Problem to work on:
All of the listing below must be repeated word for word. Pictures are the only thing to omit.

:::::

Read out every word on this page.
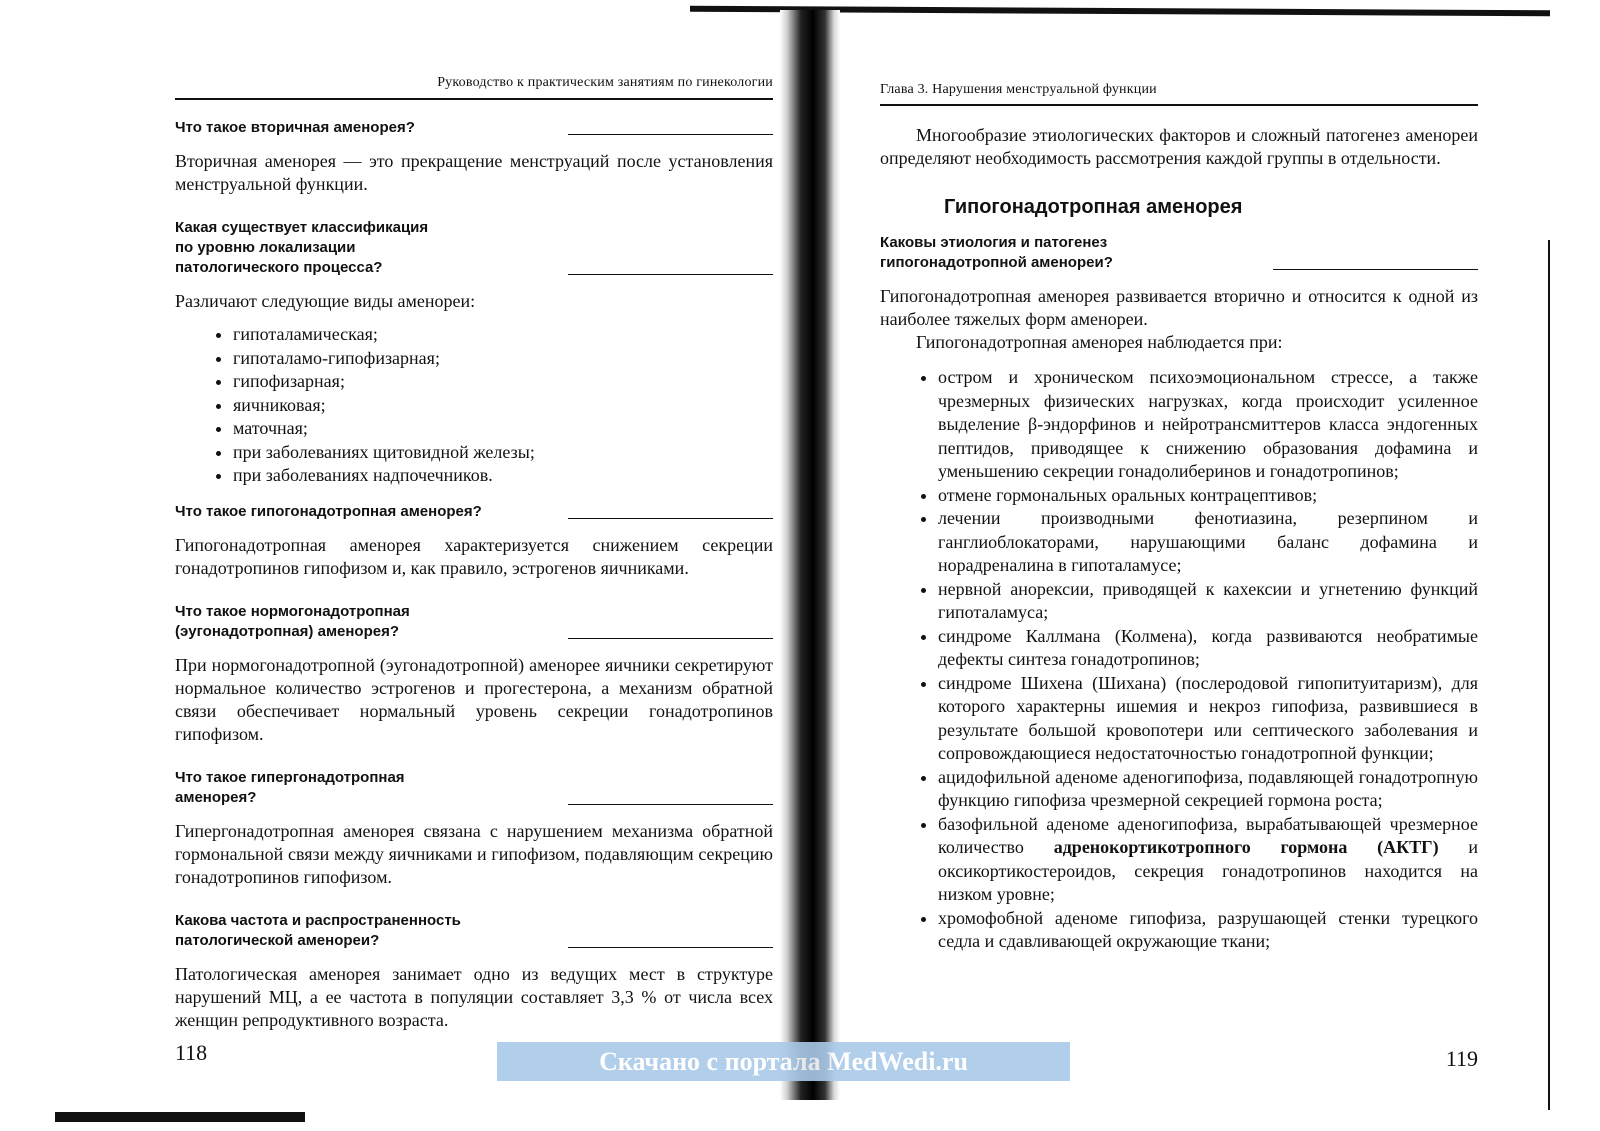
Руководство к практическим занятиям по гинекологии

Что такое вторичная аменорея?

Вторичная аменорея — это прекращение менструаций после установления менструальной функции.

Какая существует классификация
по уровню локализации
патологического процесса?

Различают следующие виды аменореи:

• гипоталамическая;
• гипоталамо-гипофизарная;
• гипофизарная;
• яичниковая;
• маточная;
• при заболеваниях щитовидной железы;
• при заболеваниях надпочечников.

Что такое гипогонадотропная аменорея?

Гипогонадотропная аменорея характеризуется снижением секреции гонадотропинов гипофизом и, как правило, эстрогенов яичниками.

Что такое нормогонадотропная
(эугонадотропная) аменорея?

При нормогонадотропной (эугонадотропной) аменорее яичники секретируют нормальное количество эстрогенов и прогестерона, а механизм обратной связи обеспечивает нормальный уровень секреции гонадотропинов гипофизом.

Что такое гипергонадотропная
аменорея?

Гипергонадотропная аменорея связана с нарушением механизма обратной гормональной связи между яичниками и гипофизом, подавляющим секрецию гонадотропинов гипофизом.

Какова частота и распространенность
патологической аменореи?

Патологическая аменорея занимает одно из ведущих мест в структуре нарушений МЦ, а ее частота в популяции составляет 3,3 % от числа всех женщин репродуктивного возраста.

118
Глава 3. Нарушения менструальной функции

Многообразие этиологических факторов и сложный патогенез аменореи определяют необходимость рассмотрения каждой группы в отдельности.

Гипогонадотропная аменорея

Каковы этиология и патогенез
гипогонадотропной аменореи?

Гипогонадотропная аменорея развивается вторично и относится к одной из наиболее тяжелых форм аменореи.

Гипогонадотропная аменорея наблюдается при:

• остром и хроническом психоэмоциональном стрессе, а также чрезмерных физических нагрузках, когда происходит усиленное выделение β-эндорфинов и нейротрансмиттеров класса эндогенных пептидов, приводящее к снижению образования дофамина и уменьшению секреции гонадолиберинов и гонадотропинов;
• отмене гормональных оральных контрацептивов;
• лечении производными фенотиазина, резерпином и ганглиоблокаторами, нарушающими баланс дофамина и норадреналина в гипоталамусе;
• нервной анорексии, приводящей к кахексии и угнетению функций гипоталамуса;
• синдроме Каллмана (Колмена), когда развиваются необратимые дефекты синтеза гонадотропинов;
• синдроме Шихена (Шихана) (послеродовой гипопитуитаризм), для которого характерны ишемия и некроз гипофиза, развившиеся в результате большой кровопотери или септического заболевания и сопровождающиеся недостаточностью гонадотропной функции;
• ацидофильной аденоме аденогипофиза, подавляющей гонадотропную функцию гипофиза чрезмерной секрецией гормона роста;
• базофильной аденоме аденогипофиза, вырабатывающей чрезмерное количество адренокортикотропного гормона (АКТГ) и оксикортикостероидов, секреция гонадотропинов находится на низком уровне;
• хромофобной аденоме гипофиза, разрушающей стенки турецкого седла и сдавливающей окружающие ткани;
119
Скачано с портала MedWedi.ru
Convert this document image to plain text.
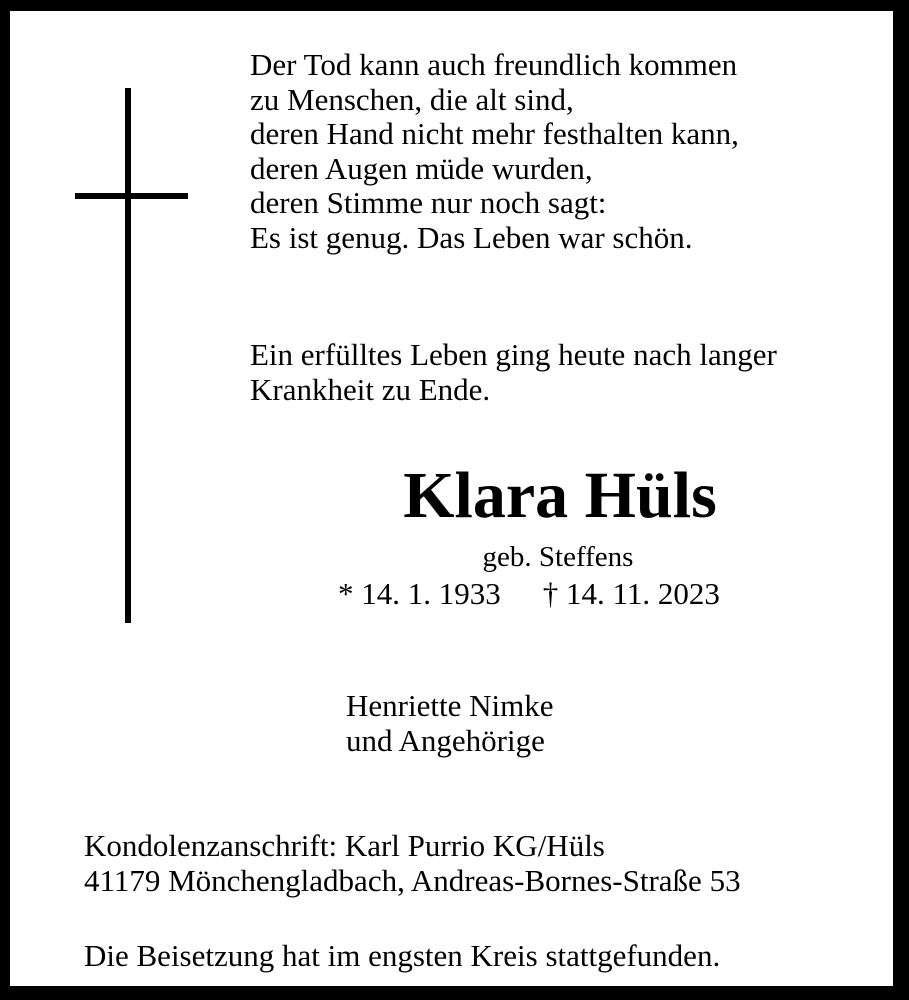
Der Tod kann auch freundlich kommen
zu Menschen, die alt sind,
deren Hand nicht mehr festhalten kann,
deren Augen müde wurden,
deren Stimme nur noch sagt:
Es ist genug. Das Leben war schön.
Ein erfülltes Leben ging heute nach langer
Krankheit zu Ende.
Klara Hüls
geb. Steffens
* 14. 1. 1933 † 14. 11. 2023
Henriette Nimke
und Angehörige
Kondolenzanschrift: Karl Purrio KG/Hüls
41179 Mönchengladbach, Andreas-Bornes-Straße 53
Die Beisetzung hat im engsten Kreis stattgefunden.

:::::

The reply:
Read out every word on this page.
Руководство к практическим занятиям по гинекологии

Что такое вторичная аменорея?

Вторичная аменорея — это прекращение менструаций после установления менструальной функции.

Какая существует классификация
по уровню локализации
патологического процесса?

Различают следующие виды аменореи:

• гипоталамическая;
• гипоталамо-гипофизарная;
• гипофизарная;
• яичниковая;
• маточная;
• при заболеваниях щитовидной железы;
• при заболеваниях надпочечников.

Что такое гипогонадотропная аменорея?

Гипогонадотропная аменорея характеризуется снижением секреции гонадотропинов гипофизом и, как правило, эстрогенов яичниками.

Что такое нормогонадотропная
(эугонадотропная) аменорея?

При нормогонадотропной (эугонадотропной) аменорее яичники секретируют нормальное количество эстрогенов и прогестерона, а механизм обратной связи обеспечивает нормальный уровень секреции гонадотропинов гипофизом.

Что такое гипергонадотропная
аменорея?

Гипергонадотропная аменорея связана с нарушением механизма обратной гормональной связи между яичниками и гипофизом, подавляющим секрецию гонадотропинов гипофизом.

Какова частота и распространенность
патологической аменореи?

Патологическая аменорея занимает одно из ведущих мест в структуре нарушений МЦ, а ее частота в популяции составляет 3,3 % от числа всех женщин репродуктивного возраста.

118
Глава 3. Нарушения менструальной функции

Многообразие этиологических факторов и сложный патогенез аменореи определяют необходимость рассмотрения каждой группы в отдельности.

Гипогонадотропная аменорея

Каковы этиология и патогенез
гипогонадотропной аменореи?

Гипогонадотропная аменорея развивается вторично и относится к одной из наиболее тяжелых форм аменореи.

Гипогонадотропная аменорея наблюдается при:

• остром и хроническом психоэмоциональном стрессе, а также чрезмерных физических нагрузках, когда происходит усиленное выделение β-эндорфинов и нейротрансмиттеров класса эндогенных пептидов, приводящее к снижению образования дофамина и уменьшению секреции гонадолиберинов и гонадотропинов;
• отмене гормональных оральных контрацептивов;
• лечении производными фенотиазина, резерпином и ганглиоблокаторами, нарушающими баланс дофамина и норадреналина в гипоталамусе;
• нервной анорексии, приводящей к кахексии и угнетению функций гипоталамуса;
• синдроме Каллмана (Колмена), когда развиваются необратимые дефекты синтеза гонадотропинов;
• синдроме Шихена (Шихана) (послеродовой гипопитуитаризм), для которого характерны ишемия и некроз гипофиза, развившиеся в результате большой кровопотери или септического заболевания и сопровождающиеся недостаточностью гонадотропной функции;
• ацидофильной аденоме аденогипофиза, подавляющей гонадотропную функцию гипофиза чрезмерной секрецией гормона роста;
• базофильной аденоме аденогипофиза, вырабатывающей чрезмерное количество адренокортикотропного гормона (АКТГ) и оксикортикостероидов, секреция гонадотропинов находится на низком уровне;
• хромофобной аденоме гипофиза, разрушающей стенки турецкого седла и сдавливающей окружающие ткани;
119
Скачано с портала MedWedi.ru
Convert this document image to plain text.
Der Tod kann auch freundlich kommen
zu Menschen, die alt sind,
deren Hand nicht mehr festhalten kann,
deren Augen müde wurden,
deren Stimme nur noch sagt:
Es ist genug. Das Leben war schön.
Ein erfülltes Leben ging heute nach langer
Krankheit zu Ende.
Klara Hüls
geb. Steffens
* 14. 1. 1933 † 14. 11. 2023
Henriette Nimke
und Angehörige
Kondolenzanschrift: Karl Purrio KG/Hüls
41179 Mönchengladbach, Andreas-Bornes-Straße 53
Die Beisetzung hat im engsten Kreis stattgefunden.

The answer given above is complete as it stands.